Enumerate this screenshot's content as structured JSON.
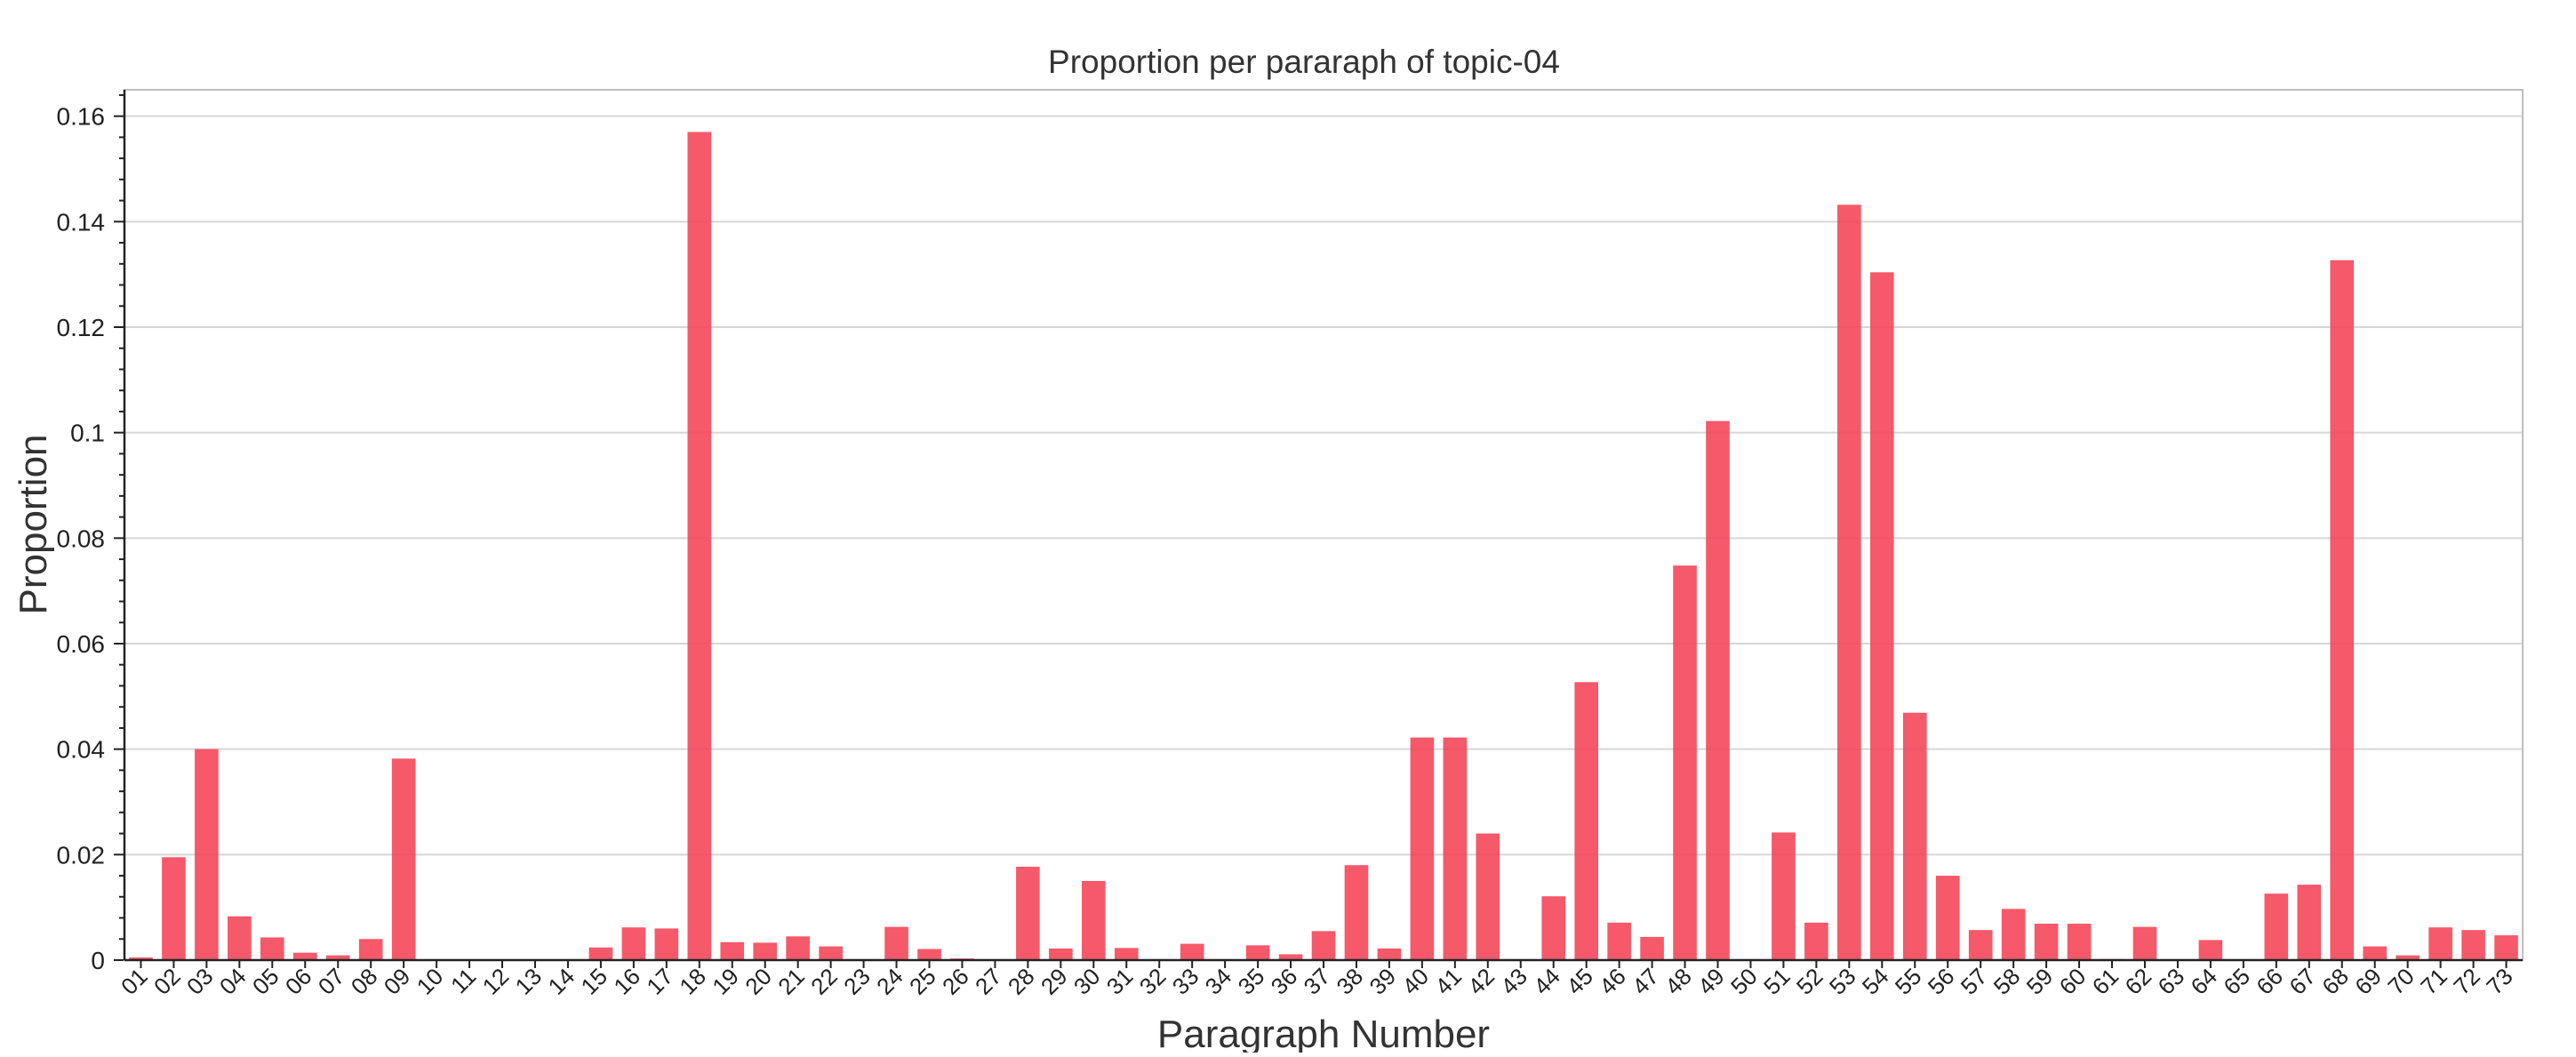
{
  "chart_data": {
    "type": "bar",
    "title": "Proportion per pararaph of topic-04",
    "xlabel": "Paragraph Number",
    "ylabel": "Proportion",
    "ylim": [
      0,
      0.165
    ],
    "yticks": [
      0,
      0.02,
      0.04,
      0.06,
      0.08,
      0.1,
      0.12,
      0.14,
      0.16
    ],
    "ytick_labels": [
      "0",
      "0.02",
      "0.04",
      "0.06",
      "0.08",
      "0.1",
      "0.12",
      "0.14",
      "0.16"
    ],
    "grid": "horizontal",
    "bar_color": "#f4475a",
    "categories": [
      "01",
      "02",
      "03",
      "04",
      "05",
      "06",
      "07",
      "08",
      "09",
      "10",
      "11",
      "12",
      "13",
      "14",
      "15",
      "16",
      "17",
      "18",
      "19",
      "20",
      "21",
      "22",
      "23",
      "24",
      "25",
      "26",
      "27",
      "28",
      "29",
      "30",
      "31",
      "32",
      "33",
      "34",
      "35",
      "36",
      "37",
      "38",
      "39",
      "40",
      "41",
      "42",
      "43",
      "44",
      "45",
      "46",
      "47",
      "48",
      "49",
      "50",
      "51",
      "52",
      "53",
      "54",
      "55",
      "56",
      "57",
      "58",
      "59",
      "60",
      "61",
      "62",
      "63",
      "64",
      "65",
      "66",
      "67",
      "68",
      "69",
      "70",
      "71",
      "72",
      "73"
    ],
    "values": [
      0.0005,
      0.0195,
      0.04,
      0.0083,
      0.0043,
      0.0014,
      0.0009,
      0.004,
      0.0382,
      0,
      0,
      0,
      0,
      0,
      0.0024,
      0.0062,
      0.006,
      0.157,
      0.0034,
      0.0033,
      0.0045,
      0.0026,
      0,
      0.0063,
      0.0021,
      0.0003,
      0,
      0.0177,
      0.0022,
      0.015,
      0.0023,
      0,
      0.0031,
      0,
      0.0028,
      0.0011,
      0.0055,
      0.018,
      0.0022,
      0.0422,
      0.0422,
      0.024,
      0,
      0.0121,
      0.0527,
      0.0071,
      0.0044,
      0.0748,
      0.1022,
      0,
      0.0242,
      0.0071,
      0.1432,
      0.1304,
      0.0469,
      0.016,
      0.0057,
      0.0097,
      0.0069,
      0.0069,
      0.0002,
      0.0063,
      0,
      0.0038,
      0,
      0.0126,
      0.0143,
      0.1327,
      0.0026,
      0.0009,
      0.0062,
      0.0057,
      0.0047
    ]
  }
}
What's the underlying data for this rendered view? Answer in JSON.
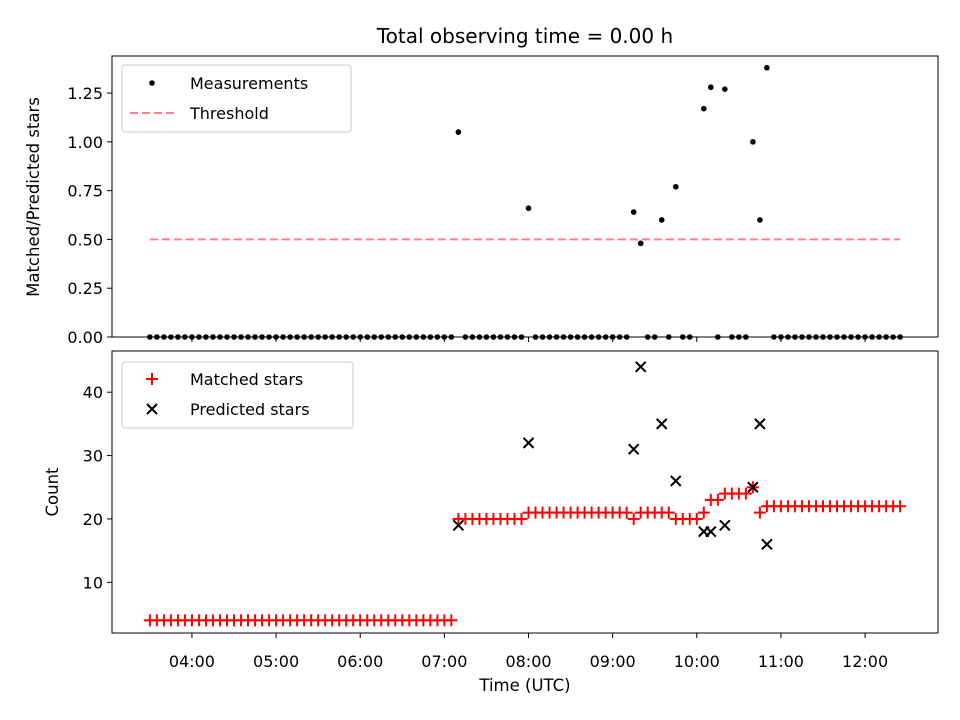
{
  "chart_data": {
    "title": "Total observing time = 0.00 h",
    "xlabel": "Time (UTC)",
    "x_ticks": [
      "04:00",
      "05:00",
      "06:00",
      "07:00",
      "08:00",
      "09:00",
      "10:00",
      "11:00",
      "12:00"
    ],
    "panels": [
      {
        "type": "scatter",
        "ylabel": "Matched/Predicted stars",
        "ylim": [
          0,
          1.44
        ],
        "y_ticks": [
          "0.00",
          "0.25",
          "0.50",
          "0.75",
          "1.00",
          "1.25"
        ],
        "legend": {
          "position": "upper-left"
        },
        "series": [
          {
            "name": "Measurements",
            "marker": "dot",
            "color": "#000000",
            "points": [
              [
                "03:30",
                0
              ],
              [
                "03:35",
                0
              ],
              [
                "03:40",
                0
              ],
              [
                "03:45",
                0
              ],
              [
                "03:50",
                0
              ],
              [
                "03:55",
                0
              ],
              [
                "04:00",
                0
              ],
              [
                "04:05",
                0
              ],
              [
                "04:10",
                0
              ],
              [
                "04:15",
                0
              ],
              [
                "04:20",
                0
              ],
              [
                "04:25",
                0
              ],
              [
                "04:30",
                0
              ],
              [
                "04:35",
                0
              ],
              [
                "04:40",
                0
              ],
              [
                "04:45",
                0
              ],
              [
                "04:50",
                0
              ],
              [
                "04:55",
                0
              ],
              [
                "05:00",
                0
              ],
              [
                "05:05",
                0
              ],
              [
                "05:10",
                0
              ],
              [
                "05:15",
                0
              ],
              [
                "05:20",
                0
              ],
              [
                "05:25",
                0
              ],
              [
                "05:30",
                0
              ],
              [
                "05:35",
                0
              ],
              [
                "05:40",
                0
              ],
              [
                "05:45",
                0
              ],
              [
                "05:50",
                0
              ],
              [
                "05:55",
                0
              ],
              [
                "06:00",
                0
              ],
              [
                "06:05",
                0
              ],
              [
                "06:10",
                0
              ],
              [
                "06:15",
                0
              ],
              [
                "06:20",
                0
              ],
              [
                "06:25",
                0
              ],
              [
                "06:30",
                0
              ],
              [
                "06:35",
                0
              ],
              [
                "06:40",
                0
              ],
              [
                "06:45",
                0
              ],
              [
                "06:50",
                0
              ],
              [
                "06:55",
                0
              ],
              [
                "07:00",
                0
              ],
              [
                "07:05",
                0
              ],
              [
                "07:10",
                1.05
              ],
              [
                "07:15",
                0
              ],
              [
                "07:20",
                0
              ],
              [
                "07:25",
                0
              ],
              [
                "07:30",
                0
              ],
              [
                "07:35",
                0
              ],
              [
                "07:40",
                0
              ],
              [
                "07:45",
                0
              ],
              [
                "07:50",
                0
              ],
              [
                "07:55",
                0
              ],
              [
                "08:00",
                0.66
              ],
              [
                "08:05",
                0
              ],
              [
                "08:10",
                0
              ],
              [
                "08:15",
                0
              ],
              [
                "08:20",
                0
              ],
              [
                "08:25",
                0
              ],
              [
                "08:30",
                0
              ],
              [
                "08:35",
                0
              ],
              [
                "08:40",
                0
              ],
              [
                "08:45",
                0
              ],
              [
                "08:50",
                0
              ],
              [
                "08:55",
                0
              ],
              [
                "09:00",
                0
              ],
              [
                "09:05",
                0
              ],
              [
                "09:10",
                0
              ],
              [
                "09:15",
                0.64
              ],
              [
                "09:20",
                0.48
              ],
              [
                "09:25",
                0
              ],
              [
                "09:30",
                0
              ],
              [
                "09:35",
                0.6
              ],
              [
                "09:40",
                0
              ],
              [
                "09:45",
                0.77
              ],
              [
                "09:50",
                0
              ],
              [
                "09:55",
                0
              ],
              [
                "10:05",
                1.17
              ],
              [
                "10:10",
                1.28
              ],
              [
                "10:15",
                0
              ],
              [
                "10:20",
                1.27
              ],
              [
                "10:25",
                0
              ],
              [
                "10:30",
                0
              ],
              [
                "10:35",
                0
              ],
              [
                "10:40",
                1.0
              ],
              [
                "10:45",
                0.6
              ],
              [
                "10:50",
                1.38
              ],
              [
                "10:55",
                0
              ],
              [
                "11:00",
                0
              ],
              [
                "11:05",
                0
              ],
              [
                "11:10",
                0
              ],
              [
                "11:15",
                0
              ],
              [
                "11:20",
                0
              ],
              [
                "11:25",
                0
              ],
              [
                "11:30",
                0
              ],
              [
                "11:35",
                0
              ],
              [
                "11:40",
                0
              ],
              [
                "11:45",
                0
              ],
              [
                "11:50",
                0
              ],
              [
                "11:55",
                0
              ],
              [
                "12:00",
                0
              ],
              [
                "12:05",
                0
              ],
              [
                "12:10",
                0
              ],
              [
                "12:15",
                0
              ],
              [
                "12:20",
                0
              ],
              [
                "12:25",
                0
              ]
            ]
          },
          {
            "name": "Threshold",
            "type": "line",
            "style": "dashed",
            "color": "#ff8080",
            "points": [
              [
                "03:30",
                0.5
              ],
              [
                "12:25",
                0.5
              ]
            ]
          }
        ]
      },
      {
        "type": "scatter",
        "ylabel": "Count",
        "ylim": [
          2,
          46.5
        ],
        "y_ticks": [
          "10",
          "20",
          "30",
          "40"
        ],
        "legend": {
          "position": "upper-left"
        },
        "series": [
          {
            "name": "Matched stars",
            "marker": "plus",
            "color": "#ff0000",
            "points": [
              [
                "03:30",
                4
              ],
              [
                "03:35",
                4
              ],
              [
                "03:40",
                4
              ],
              [
                "03:45",
                4
              ],
              [
                "03:50",
                4
              ],
              [
                "03:55",
                4
              ],
              [
                "04:00",
                4
              ],
              [
                "04:05",
                4
              ],
              [
                "04:10",
                4
              ],
              [
                "04:15",
                4
              ],
              [
                "04:20",
                4
              ],
              [
                "04:25",
                4
              ],
              [
                "04:30",
                4
              ],
              [
                "04:35",
                4
              ],
              [
                "04:40",
                4
              ],
              [
                "04:45",
                4
              ],
              [
                "04:50",
                4
              ],
              [
                "04:55",
                4
              ],
              [
                "05:00",
                4
              ],
              [
                "05:05",
                4
              ],
              [
                "05:10",
                4
              ],
              [
                "05:15",
                4
              ],
              [
                "05:20",
                4
              ],
              [
                "05:25",
                4
              ],
              [
                "05:30",
                4
              ],
              [
                "05:35",
                4
              ],
              [
                "05:40",
                4
              ],
              [
                "05:45",
                4
              ],
              [
                "05:50",
                4
              ],
              [
                "05:55",
                4
              ],
              [
                "06:00",
                4
              ],
              [
                "06:05",
                4
              ],
              [
                "06:10",
                4
              ],
              [
                "06:15",
                4
              ],
              [
                "06:20",
                4
              ],
              [
                "06:25",
                4
              ],
              [
                "06:30",
                4
              ],
              [
                "06:35",
                4
              ],
              [
                "06:40",
                4
              ],
              [
                "06:45",
                4
              ],
              [
                "06:50",
                4
              ],
              [
                "06:55",
                4
              ],
              [
                "07:00",
                4
              ],
              [
                "07:05",
                4
              ],
              [
                "07:10",
                20
              ],
              [
                "07:15",
                20
              ],
              [
                "07:20",
                20
              ],
              [
                "07:25",
                20
              ],
              [
                "07:30",
                20
              ],
              [
                "07:35",
                20
              ],
              [
                "07:40",
                20
              ],
              [
                "07:45",
                20
              ],
              [
                "07:50",
                20
              ],
              [
                "07:55",
                20
              ],
              [
                "08:00",
                21
              ],
              [
                "08:05",
                21
              ],
              [
                "08:10",
                21
              ],
              [
                "08:15",
                21
              ],
              [
                "08:20",
                21
              ],
              [
                "08:25",
                21
              ],
              [
                "08:30",
                21
              ],
              [
                "08:35",
                21
              ],
              [
                "08:40",
                21
              ],
              [
                "08:45",
                21
              ],
              [
                "08:50",
                21
              ],
              [
                "08:55",
                21
              ],
              [
                "09:00",
                21
              ],
              [
                "09:05",
                21
              ],
              [
                "09:10",
                21
              ],
              [
                "09:15",
                20
              ],
              [
                "09:20",
                21
              ],
              [
                "09:25",
                21
              ],
              [
                "09:30",
                21
              ],
              [
                "09:35",
                21
              ],
              [
                "09:40",
                21
              ],
              [
                "09:45",
                20
              ],
              [
                "09:50",
                20
              ],
              [
                "09:55",
                20
              ],
              [
                "10:00",
                20
              ],
              [
                "10:05",
                21
              ],
              [
                "10:10",
                23
              ],
              [
                "10:15",
                23
              ],
              [
                "10:20",
                24
              ],
              [
                "10:25",
                24
              ],
              [
                "10:30",
                24
              ],
              [
                "10:35",
                24
              ],
              [
                "10:40",
                25
              ],
              [
                "10:45",
                21
              ],
              [
                "10:50",
                22
              ],
              [
                "10:55",
                22
              ],
              [
                "11:00",
                22
              ],
              [
                "11:05",
                22
              ],
              [
                "11:10",
                22
              ],
              [
                "11:15",
                22
              ],
              [
                "11:20",
                22
              ],
              [
                "11:25",
                22
              ],
              [
                "11:30",
                22
              ],
              [
                "11:35",
                22
              ],
              [
                "11:40",
                22
              ],
              [
                "11:45",
                22
              ],
              [
                "11:50",
                22
              ],
              [
                "11:55",
                22
              ],
              [
                "12:00",
                22
              ],
              [
                "12:05",
                22
              ],
              [
                "12:10",
                22
              ],
              [
                "12:15",
                22
              ],
              [
                "12:20",
                22
              ],
              [
                "12:25",
                22
              ]
            ]
          },
          {
            "name": "Predicted stars",
            "marker": "x",
            "color": "#000000",
            "points": [
              [
                "07:10",
                19
              ],
              [
                "08:00",
                32
              ],
              [
                "09:15",
                31
              ],
              [
                "09:20",
                44
              ],
              [
                "09:35",
                35
              ],
              [
                "09:45",
                26
              ],
              [
                "10:05",
                18
              ],
              [
                "10:10",
                18
              ],
              [
                "10:20",
                19
              ],
              [
                "10:40",
                25
              ],
              [
                "10:45",
                35
              ],
              [
                "10:50",
                16
              ]
            ]
          }
        ]
      }
    ]
  }
}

**WRITTEN PROBLEM**
Only a number is wanted here: how many lines in the data above include the string "Proportion"?

**SOLUTION BELOW**
2